## Exercises to complete
1. Condense the paragraph of the Christ the King homily that begins "Pope Pius XI instituted" into a shorter version that keeps its main facts.
2. According to the Christ the King homily, in which cities did Bl. Solanus Casey serve at urban friaries?
3. Write the next part of the Christ the King homily, picking up after its last sentence.

## Text passage
────────
Sunday, November 26, 2017

Year A Solemnity of Our Lord Jesus Christ, King of the Universe

Readings: Ezk 34:11-12.15-17; Ps 23:1-3.5-6; 1 Cor 15:20-26.28; Matt 25:31-46

Last week Fr. Rene began his homily by singing a hymn. Since today, the last Sunday of the liturgical year, we celebrate the end of the world, I thought about singing REM’s “It’s the End of the World as We Know It.” You’ll be relieved to know that I thought the better of it. I do think the refrain that runs through this song is relevant for Christians, who hopefully await the Lord’s return: “It’s the end of the world as we know it and I feel fine.”

Believing that Christ will return is fundamental to Christian faith. In the Nicene Creed, we profess: “He will come again in glory to judge the living and the dead and his kingdom will have no end.” In the Apostles Creed, we say: “He ascended into heaven, and sits at the right hand of God, the Father Almighty; from there He shall come to judge the living and the dead.” Belief in Jesus’s return as the judge is not optional because it was revealed to us by the Lord himself, as our Gospel today clearly shows.

Jesus Christ is King of the universe because he has vanquished all of God’s foes, including death. As St. Paul wrote to the Christians in Corinth: Jesus will hand over the kingdom “to his God and Father, when he has destroyed every sovereignty and every authority and power” (1 Cor 15:24). No earthly kingdom or nation will endure beyond Christ’s return. This feast invites us to live sub specie aeternatatis – under the auspices of eternity, which simply means giving what matters priority in our lives.

Pope Pius XI instituted the Solemnity of Christ the King in 1925. He did so in response to growing secularism as the ancien régime overturned at the end of the First World War was replaced by a new political order. One result of secularism is the temptation to seek exclusively worldly ends using only worldly means, as the rise of fascism in Europe after the establishment of today’s observance amply demonstrated.

Observing the feast of Christ, the King does not call for us to disengage from society and culture, or to retreat from the world. On the contrary! What makes Christians the best citizens of any nation, as St. Justin Martyr noted in his First Apology way back in the second century, is our commitment to living God’s kingdom as a present reality, as if it were already fully established. Too often we live in the mistaken notion that the definitive establishment of God’s reign has little or nothing to do with us.



In positive terms, I think G.K. Chesterton summed it up nicely when he wrote: “it is the paradox of history that each generation is converted by the saint who contradicts it most.” One almost-saint who stands in stark contrast to our age is an American of the twentieth century: the Capuchin friar, Solanus Casey. Bl. Solanus Casey, whose Mass of Beatification was celebrated in Detroit last weekend, spent most of his life as a Capuchin friar welcoming and caring for guests at the urban friaries where he served, first in New York and then in Detroit. He is a splendid example of living God’s reign as a present reality while “we await the blessed hope and the coming of our Savior, Jesus Christ.”
────────
## Data shown
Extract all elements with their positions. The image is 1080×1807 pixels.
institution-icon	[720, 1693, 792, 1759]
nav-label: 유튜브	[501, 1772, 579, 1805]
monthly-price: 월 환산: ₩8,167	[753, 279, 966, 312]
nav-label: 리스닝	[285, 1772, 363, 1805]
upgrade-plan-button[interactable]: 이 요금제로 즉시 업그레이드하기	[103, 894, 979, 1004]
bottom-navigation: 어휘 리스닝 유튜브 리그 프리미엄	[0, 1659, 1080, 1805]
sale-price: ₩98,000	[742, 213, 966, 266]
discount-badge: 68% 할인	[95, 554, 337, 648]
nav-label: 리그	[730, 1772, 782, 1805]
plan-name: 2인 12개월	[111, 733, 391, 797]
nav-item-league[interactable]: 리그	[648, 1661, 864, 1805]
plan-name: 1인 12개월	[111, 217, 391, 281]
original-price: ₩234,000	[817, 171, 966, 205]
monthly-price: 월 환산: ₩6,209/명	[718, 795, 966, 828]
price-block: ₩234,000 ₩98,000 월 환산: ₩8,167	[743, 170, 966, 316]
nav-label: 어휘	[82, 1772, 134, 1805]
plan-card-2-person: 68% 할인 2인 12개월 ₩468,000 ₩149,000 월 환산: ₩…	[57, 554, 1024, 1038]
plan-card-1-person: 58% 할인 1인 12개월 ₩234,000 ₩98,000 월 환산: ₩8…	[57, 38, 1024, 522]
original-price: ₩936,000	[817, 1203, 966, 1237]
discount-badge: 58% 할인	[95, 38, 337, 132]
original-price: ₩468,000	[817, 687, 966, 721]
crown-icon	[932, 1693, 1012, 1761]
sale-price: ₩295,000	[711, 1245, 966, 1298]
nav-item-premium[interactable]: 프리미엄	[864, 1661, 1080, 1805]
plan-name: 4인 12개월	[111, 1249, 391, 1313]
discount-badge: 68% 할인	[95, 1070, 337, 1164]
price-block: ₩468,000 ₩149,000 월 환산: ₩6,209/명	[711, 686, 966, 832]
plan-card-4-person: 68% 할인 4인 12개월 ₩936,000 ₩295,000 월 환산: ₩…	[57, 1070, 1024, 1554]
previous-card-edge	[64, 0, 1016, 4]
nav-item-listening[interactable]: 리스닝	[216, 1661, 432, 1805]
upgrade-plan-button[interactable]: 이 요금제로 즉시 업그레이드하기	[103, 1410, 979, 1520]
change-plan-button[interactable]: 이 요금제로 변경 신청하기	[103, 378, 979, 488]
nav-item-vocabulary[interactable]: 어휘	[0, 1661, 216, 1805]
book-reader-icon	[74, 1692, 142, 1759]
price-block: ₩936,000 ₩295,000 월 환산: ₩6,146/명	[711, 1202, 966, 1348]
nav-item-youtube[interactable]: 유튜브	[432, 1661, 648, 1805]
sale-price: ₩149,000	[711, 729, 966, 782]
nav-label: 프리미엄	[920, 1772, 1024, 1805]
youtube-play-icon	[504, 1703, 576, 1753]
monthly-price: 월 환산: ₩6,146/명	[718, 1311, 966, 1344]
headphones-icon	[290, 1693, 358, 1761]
────────
## Responses to the exercise
1. Pope Pius XI established the Solemnity of Christ the King in 1925. He was responding to the secularism that grew as a new political order replaced the ancien régime overturned at the end of the First World War. Secularism tempts people to pursue only worldly ends by worldly means, as the later rise of fascism in Europe showed.

2. First in New York and then in Detroit.

3.
Solanus Casey left us 5 ways of living in God’s love and 2 ways for living in the awareness that we are always in God’s presence. As to living in God’s love, this simple friar, writing from his experience and not as the result of academic study insisted 1) detachment from earthly affections, or singleness of purpose, what the title of a book by the Christian philosopher Søren Kierkegaard urged: Purity of Heart Is to Will One Thing - do not be half-hearted in your love for Jesus; 2) meditation on the Passion of Jesus Christ – meditating on the Sorrowful Mysteries of the Rosary, walking the Stations of the Cross, or reading an account of Jesus’s Passion from one of the Gospels; 3) uniformity with the Divine Will, which means seeing God’s will and purpose at work in your life, in your failures, setbacks, and disappointments as well as in your triumphs, successes, and satisfactions; 4) mental prayer (i.e., meditation and contemplation)- praying the Rosary and/or the spiritual practice of lectio divina; 5) intercessory prayer for your own needs and those of others, heeding Jesus’s words “Ask and it shall be given you.”

The 2 ways Bl. Solanus Casey gave for always living in the awareness that you are in God’s presence are the importance of praying short prayers to God throughout the day, or, as he put it: “Raise your heart to Him by frequent aspirations” and to “Make a good intention at the beginning of each week.” Sunday Mass is a wonderful time to make a good intention for the coming week. My sisters and brothers, holiness does not happen incidentally. You can’t accidentally be a disciple of Jesus Christ. While holiness is only ever fully realized by the grace of God, attaining it requires your cooperation. Your pursuit of holiness cannot be a passive endeavor. God won’t make you holy against your will.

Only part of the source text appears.